Saved entries

----------

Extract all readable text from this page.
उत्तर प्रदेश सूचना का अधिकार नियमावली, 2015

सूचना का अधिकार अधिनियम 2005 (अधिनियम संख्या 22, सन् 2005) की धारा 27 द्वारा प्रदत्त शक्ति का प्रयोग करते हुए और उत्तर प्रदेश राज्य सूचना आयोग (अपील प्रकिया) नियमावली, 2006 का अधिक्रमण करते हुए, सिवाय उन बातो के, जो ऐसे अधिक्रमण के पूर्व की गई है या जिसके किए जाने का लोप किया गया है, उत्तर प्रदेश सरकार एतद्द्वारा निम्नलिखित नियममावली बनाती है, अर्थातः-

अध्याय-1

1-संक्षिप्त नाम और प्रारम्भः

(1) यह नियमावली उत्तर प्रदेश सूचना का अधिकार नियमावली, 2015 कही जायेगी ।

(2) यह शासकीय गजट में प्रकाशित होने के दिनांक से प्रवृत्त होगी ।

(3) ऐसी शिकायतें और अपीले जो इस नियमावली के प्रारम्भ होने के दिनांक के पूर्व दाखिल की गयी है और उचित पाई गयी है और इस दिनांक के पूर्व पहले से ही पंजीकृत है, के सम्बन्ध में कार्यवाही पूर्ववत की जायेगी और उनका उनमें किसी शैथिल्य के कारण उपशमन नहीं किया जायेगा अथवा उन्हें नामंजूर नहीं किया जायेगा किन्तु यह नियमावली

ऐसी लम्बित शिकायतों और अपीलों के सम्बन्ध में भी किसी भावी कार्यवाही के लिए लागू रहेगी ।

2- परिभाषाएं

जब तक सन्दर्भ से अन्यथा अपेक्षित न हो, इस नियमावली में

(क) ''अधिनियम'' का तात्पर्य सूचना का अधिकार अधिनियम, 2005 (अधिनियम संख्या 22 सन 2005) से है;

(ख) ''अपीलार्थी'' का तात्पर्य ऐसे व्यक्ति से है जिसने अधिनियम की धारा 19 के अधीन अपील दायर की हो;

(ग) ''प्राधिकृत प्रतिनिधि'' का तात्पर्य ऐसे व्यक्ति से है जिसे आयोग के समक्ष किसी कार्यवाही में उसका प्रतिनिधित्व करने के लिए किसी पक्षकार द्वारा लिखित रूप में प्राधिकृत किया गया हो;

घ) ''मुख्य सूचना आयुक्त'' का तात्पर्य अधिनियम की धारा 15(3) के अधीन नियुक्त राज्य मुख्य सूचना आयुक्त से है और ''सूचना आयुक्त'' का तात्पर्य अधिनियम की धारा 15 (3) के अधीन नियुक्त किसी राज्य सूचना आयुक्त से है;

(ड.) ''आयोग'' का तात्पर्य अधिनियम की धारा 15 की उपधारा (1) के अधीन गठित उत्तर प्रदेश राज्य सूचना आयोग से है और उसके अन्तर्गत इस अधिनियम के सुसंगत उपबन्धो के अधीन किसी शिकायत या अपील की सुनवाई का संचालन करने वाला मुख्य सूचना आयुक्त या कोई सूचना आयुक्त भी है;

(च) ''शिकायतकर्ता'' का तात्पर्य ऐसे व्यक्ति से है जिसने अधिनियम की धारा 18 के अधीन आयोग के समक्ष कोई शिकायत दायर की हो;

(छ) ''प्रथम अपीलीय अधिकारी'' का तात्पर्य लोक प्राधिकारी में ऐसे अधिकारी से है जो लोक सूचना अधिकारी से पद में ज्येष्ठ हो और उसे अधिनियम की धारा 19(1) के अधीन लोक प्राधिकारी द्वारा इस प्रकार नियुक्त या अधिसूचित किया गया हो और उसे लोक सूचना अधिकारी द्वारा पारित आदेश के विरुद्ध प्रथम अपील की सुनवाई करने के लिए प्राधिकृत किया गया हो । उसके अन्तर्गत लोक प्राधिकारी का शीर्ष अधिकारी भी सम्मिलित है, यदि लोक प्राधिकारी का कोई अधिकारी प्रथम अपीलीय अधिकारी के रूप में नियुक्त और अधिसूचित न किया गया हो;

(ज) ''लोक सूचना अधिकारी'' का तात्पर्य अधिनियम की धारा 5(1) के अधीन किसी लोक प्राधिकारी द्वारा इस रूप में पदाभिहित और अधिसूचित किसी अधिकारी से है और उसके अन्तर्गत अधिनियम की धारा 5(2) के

----------

**EXERCISE GOAL:**
Your task is to reproduce all of the records exactly.

**TASK SOLUTION:**
Extract all readable text from this page.
उत्तर प्रदेश सूचना का अधिकार नियमावली, 2015

सूचना का अधिकार अधिनियम 2005 (अधिनियम संख्या 22, सन् 2005) की धारा 27 द्वारा प्रदत्त शक्ति का प्रयोग करते हुए और उत्तर प्रदेश राज्य सूचना आयोग (अपील प्रकिया) नियमावली, 2006 का अधिक्रमण करते हुए, सिवाय उन बातो के, जो ऐसे अधिक्रमण के पूर्व की गई है या जिसके किए जाने का लोप किया गया है, उत्तर प्रदेश सरकार एतद्द्वारा निम्नलिखित नियममावली बनाती है, अर्थातः-

अध्याय-1

1-संक्षिप्त नाम और प्रारम्भः

(1) यह नियमावली उत्तर प्रदेश सूचना का अधिकार नियमावली, 2015 कही जायेगी ।

(2) यह शासकीय गजट में प्रकाशित होने के दिनांक से प्रवृत्त होगी ।

(3) ऐसी शिकायतें और अपीले जो इस नियमावली के प्रारम्भ होने के दिनांक के पूर्व दाखिल की गयी है और उचित पाई गयी है और इस दिनांक के पूर्व पहले से ही पंजीकृत है, के सम्बन्ध में कार्यवाही पूर्ववत की जायेगी और उनका उनमें किसी शैथिल्य के कारण उपशमन नहीं किया जायेगा अथवा उन्हें नामंजूर नहीं किया जायेगा किन्तु यह नियमावली

ऐसी लम्बित शिकायतों और अपीलों के सम्बन्ध में भी किसी भावी कार्यवाही के लिए लागू रहेगी ।

2- परिभाषाएं

जब तक सन्दर्भ से अन्यथा अपेक्षित न हो, इस नियमावली में

(क) ''अधिनियम'' का तात्पर्य सूचना का अधिकार अधिनियम, 2005 (अधिनियम संख्या 22 सन 2005) से है;

(ख) ''अपीलार्थी'' का तात्पर्य ऐसे व्यक्ति से है जिसने अधिनियम की धारा 19 के अधीन अपील दायर की हो;

(ग) ''प्राधिकृत प्रतिनिधि'' का तात्पर्य ऐसे व्यक्ति से है जिसे आयोग के समक्ष किसी कार्यवाही में उसका प्रतिनिधित्व करने के लिए किसी पक्षकार द्वारा लिखित रूप में प्राधिकृत किया गया हो;

घ) ''मुख्य सूचना आयुक्त'' का तात्पर्य अधिनियम की धारा 15(3) के अधीन नियुक्त राज्य मुख्य सूचना आयुक्त से है और ''सूचना आयुक्त'' का तात्पर्य अधिनियम की धारा 15 (3) के अधीन नियुक्त किसी राज्य सूचना आयुक्त से है;

(ड.) ''आयोग'' का तात्पर्य अधिनियम की धारा 15 की उपधारा (1) के अधीन गठित उत्तर प्रदेश राज्य सूचना आयोग से है और उसके अन्तर्गत इस अधिनियम के सुसंगत उपबन्धो के अधीन किसी शिकायत या अपील की सुनवाई का संचालन करने वाला मुख्य सूचना आयुक्त या कोई सूचना आयुक्त भी है;

(च) ''शिकायतकर्ता'' का तात्पर्य ऐसे व्यक्ति से है जिसने अधिनियम की धारा 18 के अधीन आयोग के समक्ष कोई शिकायत दायर की हो;

(छ) ''प्रथम अपीलीय अधिकारी'' का तात्पर्य लोक प्राधिकारी में ऐसे अधिकारी से है जो लोक सूचना अधिकारी से पद में ज्येष्ठ हो और उसे अधिनियम की धारा 19(1) के अधीन लोक प्राधिकारी द्वारा इस प्रकार नियुक्त या अधिसूचित किया गया हो और उसे लोक सूचना अधिकारी द्वारा पारित आदेश के विरुद्ध प्रथम अपील की सुनवाई करने के लिए प्राधिकृत किया गया हो । उसके अन्तर्गत लोक प्राधिकारी का शीर्ष अधिकारी भी सम्मिलित है, यदि लोक प्राधिकारी का कोई अधिकारी प्रथम अपीलीय अधिकारी के रूप में नियुक्त और अधिसूचित न किया गया हो;

(ज) ''लोक सूचना अधिकारी'' का तात्पर्य अधिनियम की धारा 5(1) के अधीन किसी लोक प्राधिकारी द्वारा इस रूप में पदाभिहित और अधिसूचित किसी अधिकारी से है और उसके अन्तर्गत अधिनियम की धारा 5(2) के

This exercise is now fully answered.